▶ _The task_: Select all lines holding the word "series" from the entries that follow.

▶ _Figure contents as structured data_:
________________
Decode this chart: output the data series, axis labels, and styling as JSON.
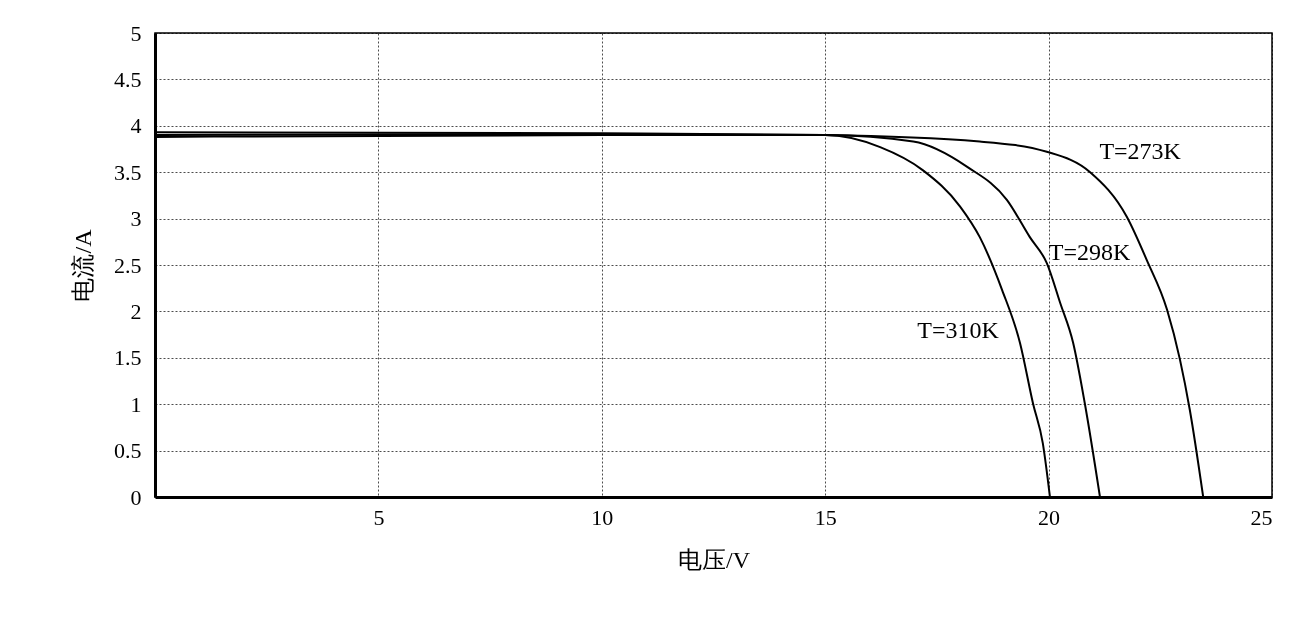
{
  "chart_data": {
    "type": "line",
    "xlabel": "电压/V",
    "ylabel": "电流/A",
    "xlim": [
      0,
      25
    ],
    "ylim": [
      0,
      5
    ],
    "xticks": [
      {
        "value": 0,
        "label": null
      },
      5,
      10,
      15,
      20,
      25
    ],
    "yticks": [
      0,
      0.5,
      1,
      1.5,
      2,
      2.5,
      3,
      3.5,
      4,
      4.5,
      5
    ],
    "grid": true,
    "legend": false,
    "marker": "none",
    "line_style": "solid",
    "series": [
      {
        "name": "T=310K",
        "color": "#000000",
        "x": [
          0,
          10,
          15,
          16.23,
          17.19,
          18.02,
          18.46,
          18.96,
          19.36,
          19.65,
          19.87,
          20.03
        ],
        "values": [
          3.88,
          3.9,
          3.9,
          3.77,
          3.52,
          3.13,
          2.8,
          2.23,
          1.66,
          1.01,
          0.58,
          0
        ]
      },
      {
        "name": "T=298K",
        "color": "#000000",
        "x": [
          0,
          10,
          15,
          16.97,
          18.17,
          19.07,
          19.58,
          19.96,
          20.26,
          20.55,
          20.81,
          21.15
        ],
        "values": [
          3.9,
          3.91,
          3.9,
          3.83,
          3.56,
          3.2,
          2.8,
          2.52,
          2.09,
          1.66,
          1.01,
          0
        ]
      },
      {
        "name": "T=273K",
        "color": "#000000",
        "x": [
          0,
          10,
          15,
          18.46,
          19.96,
          20.93,
          21.75,
          22.2,
          22.65,
          22.94,
          23.16,
          23.46
        ],
        "values": [
          3.93,
          3.92,
          3.9,
          3.83,
          3.72,
          3.5,
          3.02,
          2.55,
          2.02,
          1.48,
          0.94,
          0
        ]
      }
    ]
  }
}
________________
▶ _Final answer_:
Decode this chart: output the data series, axis labels, and styling as JSON.
    "series": [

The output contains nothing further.